— begin Records shown —

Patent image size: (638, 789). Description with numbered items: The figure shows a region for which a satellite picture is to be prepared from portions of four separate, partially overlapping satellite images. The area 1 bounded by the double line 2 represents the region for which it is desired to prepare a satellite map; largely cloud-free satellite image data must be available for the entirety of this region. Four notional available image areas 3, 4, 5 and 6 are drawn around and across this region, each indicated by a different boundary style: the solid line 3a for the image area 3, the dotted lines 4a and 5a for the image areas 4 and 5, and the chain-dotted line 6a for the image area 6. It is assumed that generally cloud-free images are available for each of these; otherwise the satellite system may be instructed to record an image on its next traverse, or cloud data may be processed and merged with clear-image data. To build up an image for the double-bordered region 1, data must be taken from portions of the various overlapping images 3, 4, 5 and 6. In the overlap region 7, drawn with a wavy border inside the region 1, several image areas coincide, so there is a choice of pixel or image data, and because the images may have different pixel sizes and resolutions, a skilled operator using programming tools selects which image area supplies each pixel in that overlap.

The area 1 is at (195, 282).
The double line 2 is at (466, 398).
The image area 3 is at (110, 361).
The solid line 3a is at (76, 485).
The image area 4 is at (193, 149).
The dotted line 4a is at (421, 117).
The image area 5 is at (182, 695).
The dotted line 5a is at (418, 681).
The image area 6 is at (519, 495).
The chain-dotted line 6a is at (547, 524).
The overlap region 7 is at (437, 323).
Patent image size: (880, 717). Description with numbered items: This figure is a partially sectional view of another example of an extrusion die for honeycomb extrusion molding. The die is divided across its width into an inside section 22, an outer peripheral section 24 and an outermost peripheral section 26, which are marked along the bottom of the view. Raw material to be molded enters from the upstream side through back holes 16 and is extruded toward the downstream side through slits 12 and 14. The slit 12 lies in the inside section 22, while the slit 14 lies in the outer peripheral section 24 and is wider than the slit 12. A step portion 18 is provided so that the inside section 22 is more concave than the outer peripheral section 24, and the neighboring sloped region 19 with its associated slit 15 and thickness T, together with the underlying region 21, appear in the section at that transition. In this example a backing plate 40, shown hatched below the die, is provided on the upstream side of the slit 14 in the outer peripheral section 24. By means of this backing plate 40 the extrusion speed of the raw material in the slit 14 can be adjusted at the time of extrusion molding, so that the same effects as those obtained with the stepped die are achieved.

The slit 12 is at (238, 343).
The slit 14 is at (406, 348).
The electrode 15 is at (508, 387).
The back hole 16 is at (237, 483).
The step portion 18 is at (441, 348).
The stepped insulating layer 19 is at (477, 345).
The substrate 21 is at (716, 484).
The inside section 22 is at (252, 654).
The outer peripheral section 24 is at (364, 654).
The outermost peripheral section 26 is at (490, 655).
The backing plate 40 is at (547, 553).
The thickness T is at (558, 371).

— end Records shown —
— begin Records shown —

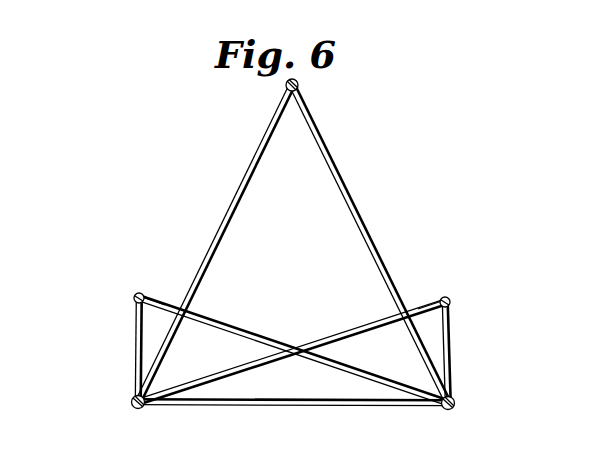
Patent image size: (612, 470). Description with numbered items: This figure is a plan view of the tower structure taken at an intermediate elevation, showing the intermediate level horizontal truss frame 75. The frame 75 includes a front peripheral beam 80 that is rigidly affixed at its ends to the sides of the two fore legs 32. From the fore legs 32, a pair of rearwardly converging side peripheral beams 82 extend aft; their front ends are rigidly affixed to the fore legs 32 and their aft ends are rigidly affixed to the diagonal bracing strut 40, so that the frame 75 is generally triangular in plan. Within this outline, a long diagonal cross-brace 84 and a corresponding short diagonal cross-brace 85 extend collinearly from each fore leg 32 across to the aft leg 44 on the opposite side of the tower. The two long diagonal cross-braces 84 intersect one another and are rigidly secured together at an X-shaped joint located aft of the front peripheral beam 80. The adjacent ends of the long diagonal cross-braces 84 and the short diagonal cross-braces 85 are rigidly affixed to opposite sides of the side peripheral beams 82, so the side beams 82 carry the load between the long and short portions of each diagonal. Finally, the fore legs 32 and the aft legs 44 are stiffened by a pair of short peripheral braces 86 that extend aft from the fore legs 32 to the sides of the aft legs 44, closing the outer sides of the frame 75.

— end Records shown —
— begin Records shown —

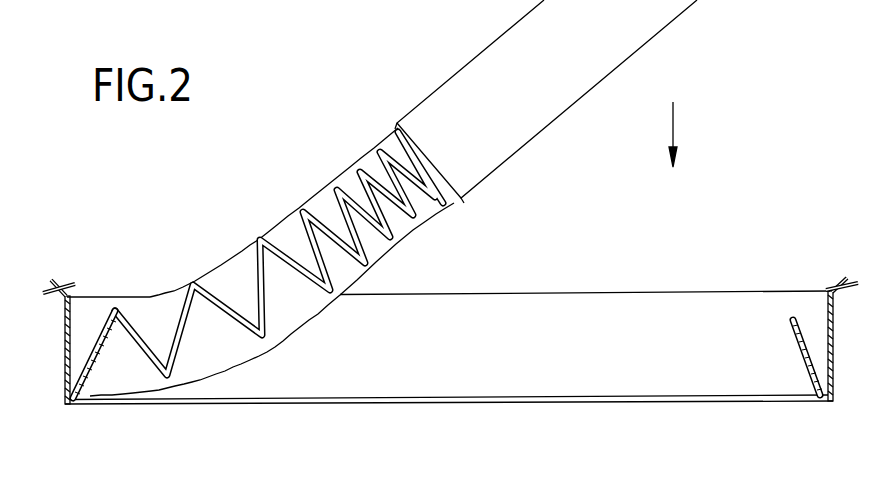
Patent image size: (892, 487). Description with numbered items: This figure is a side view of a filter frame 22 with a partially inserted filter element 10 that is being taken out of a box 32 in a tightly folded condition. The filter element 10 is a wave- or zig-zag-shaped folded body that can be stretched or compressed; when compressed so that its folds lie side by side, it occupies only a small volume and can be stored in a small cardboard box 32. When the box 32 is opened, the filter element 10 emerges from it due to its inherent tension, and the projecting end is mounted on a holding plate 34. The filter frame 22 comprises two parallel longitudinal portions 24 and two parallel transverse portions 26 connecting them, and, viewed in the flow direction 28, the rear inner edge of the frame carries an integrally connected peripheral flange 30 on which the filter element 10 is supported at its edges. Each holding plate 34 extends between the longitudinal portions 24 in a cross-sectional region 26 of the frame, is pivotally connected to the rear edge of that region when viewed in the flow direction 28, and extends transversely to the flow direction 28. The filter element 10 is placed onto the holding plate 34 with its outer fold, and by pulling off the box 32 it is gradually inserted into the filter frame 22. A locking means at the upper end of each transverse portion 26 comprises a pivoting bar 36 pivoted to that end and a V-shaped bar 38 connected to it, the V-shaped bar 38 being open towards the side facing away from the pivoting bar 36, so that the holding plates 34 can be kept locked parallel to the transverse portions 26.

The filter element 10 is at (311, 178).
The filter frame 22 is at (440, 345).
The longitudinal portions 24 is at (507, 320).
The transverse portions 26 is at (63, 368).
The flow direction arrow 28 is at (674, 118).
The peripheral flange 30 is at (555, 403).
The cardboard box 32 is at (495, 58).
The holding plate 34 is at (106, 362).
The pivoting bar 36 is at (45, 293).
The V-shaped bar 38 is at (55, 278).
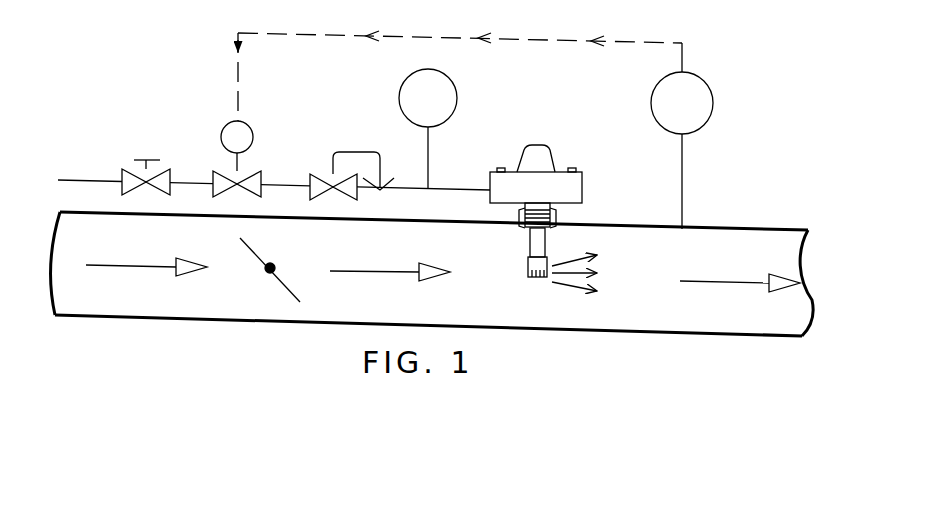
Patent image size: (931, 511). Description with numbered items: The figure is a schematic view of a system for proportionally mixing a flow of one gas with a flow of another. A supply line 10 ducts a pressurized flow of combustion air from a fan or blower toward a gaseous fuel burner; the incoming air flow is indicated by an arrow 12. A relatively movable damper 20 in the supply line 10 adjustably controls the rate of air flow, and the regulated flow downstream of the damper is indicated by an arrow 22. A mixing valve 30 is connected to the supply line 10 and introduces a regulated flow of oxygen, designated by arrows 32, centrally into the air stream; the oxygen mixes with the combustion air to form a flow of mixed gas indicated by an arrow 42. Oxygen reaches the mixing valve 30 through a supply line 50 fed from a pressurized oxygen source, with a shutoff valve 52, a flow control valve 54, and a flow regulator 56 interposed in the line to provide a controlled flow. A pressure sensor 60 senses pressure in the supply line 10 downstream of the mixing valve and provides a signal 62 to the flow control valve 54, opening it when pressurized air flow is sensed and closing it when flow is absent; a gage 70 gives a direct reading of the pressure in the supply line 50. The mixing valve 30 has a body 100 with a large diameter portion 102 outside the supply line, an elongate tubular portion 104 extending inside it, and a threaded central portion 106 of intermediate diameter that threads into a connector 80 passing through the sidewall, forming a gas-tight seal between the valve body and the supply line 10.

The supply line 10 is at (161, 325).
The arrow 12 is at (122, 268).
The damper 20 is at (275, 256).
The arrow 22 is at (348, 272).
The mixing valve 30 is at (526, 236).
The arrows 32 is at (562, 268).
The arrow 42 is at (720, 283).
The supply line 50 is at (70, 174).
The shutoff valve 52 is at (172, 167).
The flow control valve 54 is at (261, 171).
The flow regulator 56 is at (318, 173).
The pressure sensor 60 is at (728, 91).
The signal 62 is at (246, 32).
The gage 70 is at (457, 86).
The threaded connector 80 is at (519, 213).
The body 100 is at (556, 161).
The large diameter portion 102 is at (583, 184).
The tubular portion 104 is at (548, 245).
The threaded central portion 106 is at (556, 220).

— end Records shown —

Rewrite the records from the line that contains "Patent image size: (638, 789)." through the line that contains "The overlap region 7 is at (437, 323).", changing "satellite" to "aerial" and keeping everything else the same. Return only those lines.

Patent image size: (638, 789). Description with numbered items: The figure shows a region for which a aerial picture is to be prepared from portions of four separate, partially overlapping aerial images. The area 1 bounded by the double line 2 represents the region for which it is desired to prepare a aerial map; largely cloud-free aerial image data must be available for the entirety of this region. Four notional available image areas 3, 4, 5 and 6 are drawn around and across this region, each indicated by a different boundary style: the solid line 3a for the image area 3, the dotted lines 4a and 5a for the image areas 4 and 5, and the chain-dotted line 6a for the image area 6. It is assumed that generally cloud-free images are available for each of these; otherwise the aerial system may be instructed to record an image on its next traverse, or cloud data may be processed and merged with clear-image data. To build up an image for the double-bordered region 1, data must be taken from portions of the various overlapping images 3, 4, 5 and 6. In the overlap region 7, drawn with a wavy border inside the region 1, several image areas coincide, so there is a choice of pixel or image data, and because the images may have different pixel sizes and resolutions, a skilled operator using programming tools selects which image area supplies each pixel in that overlap.

The area 1 is at (195, 282).
The double line 2 is at (466, 398).
The image area 3 is at (110, 361).
The solid line 3a is at (76, 485).
The image area 4 is at (193, 149).
The dotted line 4a is at (421, 117).
The image area 5 is at (182, 695).
The dotted line 5a is at (418, 681).
The image area 6 is at (519, 495).
The chain-dotted line 6a is at (547, 524).
The overlap region 7 is at (437, 323).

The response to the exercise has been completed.